→ **Data excerpts**
#####
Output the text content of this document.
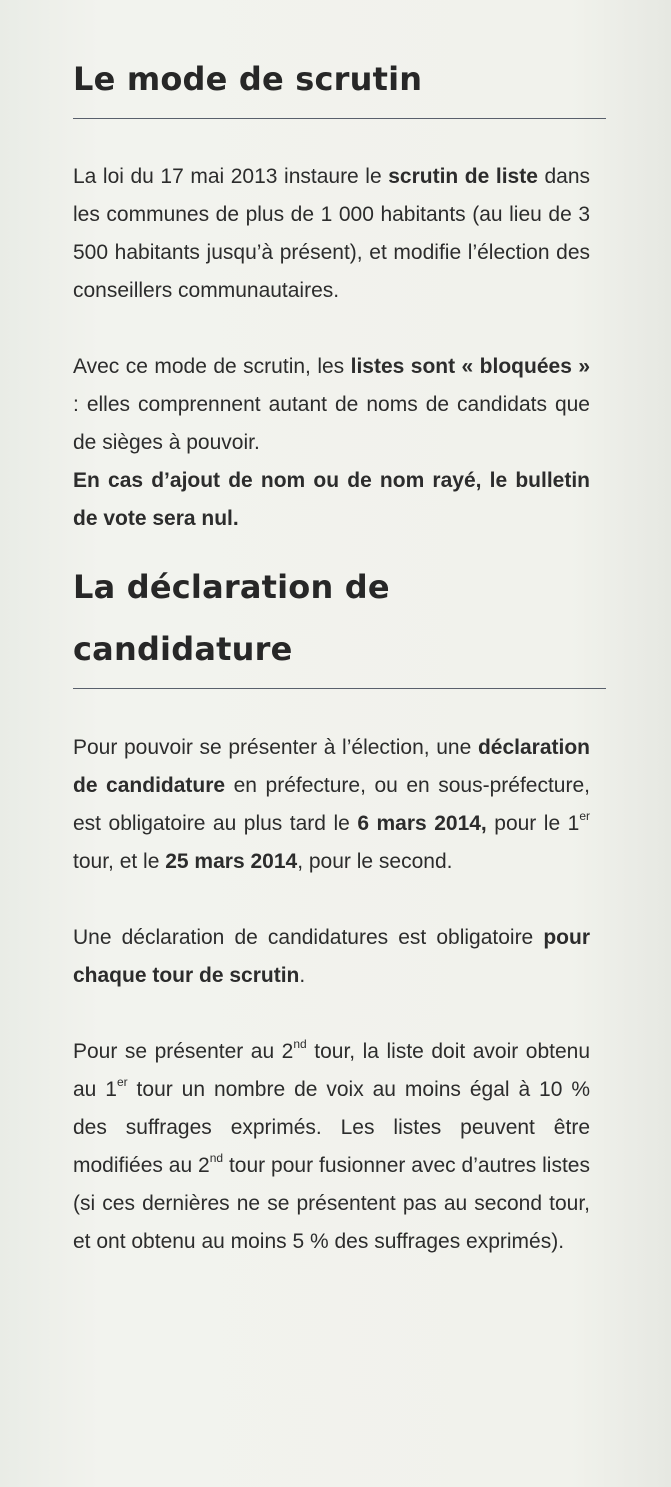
Le mode de scrutin

La loi du 17 mai 2013 instaure le scrutin de liste dans les communes de plus de 1 000 habitants (au lieu de 3 500 habitants jusqu’à présent), et modifie l’élection des conseillers communautaires.

Avec ce mode de scrutin, les listes sont « bloquées » : elles comprennent autant de noms de candidats que de sièges à pouvoir.

En cas d’ajout de nom ou de nom rayé, le bulletin de vote sera nul.

La déclaration de
candidature

Pour pouvoir se présenter à l’élection, une déclaration de candidature en préfecture, ou en sous-préfecture, est obligatoire au plus tard le 6 mars 2014, pour le 1er tour, et le 25 mars 2014, pour le second.

Une déclaration de candidatures est obligatoire pour chaque tour de scrutin.

Pour se présenter au 2nd tour, la liste doit avoir obtenu au 1er tour un nombre de voix au moins égal à 10 % des suffrages exprimés. Les listes peuvent être modifiées au 2nd tour pour fusionner avec d’autres listes (si ces dernières ne se présentent pas au second tour, et ont obtenu au moins 5 % des suffrages exprimés).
#####
→ **Exercise**
Nothing in the entries above should change when they are printed again, except that the pictures are dropped.

→ **Output for this exercise**
Output the text content of this document.
Le mode de scrutin

La loi du 17 mai 2013 instaure le scrutin de liste dans les communes de plus de 1 000 habitants (au lieu de 3 500 habitants jusqu’à présent), et modifie l’élection des conseillers communautaires.

Avec ce mode de scrutin, les listes sont « bloquées » : elles comprennent autant de noms de candidats que de sièges à pouvoir.

En cas d’ajout de nom ou de nom rayé, le bulletin de vote sera nul.

La déclaration de
candidature

Pour pouvoir se présenter à l’élection, une déclaration de candidature en préfecture, ou en sous-préfecture, est obligatoire au plus tard le 6 mars 2014, pour le 1er tour, et le 25 mars 2014, pour le second.

Une déclaration de candidatures est obligatoire pour chaque tour de scrutin.

Pour se présenter au 2nd tour, la liste doit avoir obtenu au 1er tour un nombre de voix au moins égal à 10 % des suffrages exprimés. Les listes peuvent être modifiées au 2nd tour pour fusionner avec d’autres listes (si ces dernières ne se présentent pas au second tour, et ont obtenu au moins 5 % des suffrages exprimés).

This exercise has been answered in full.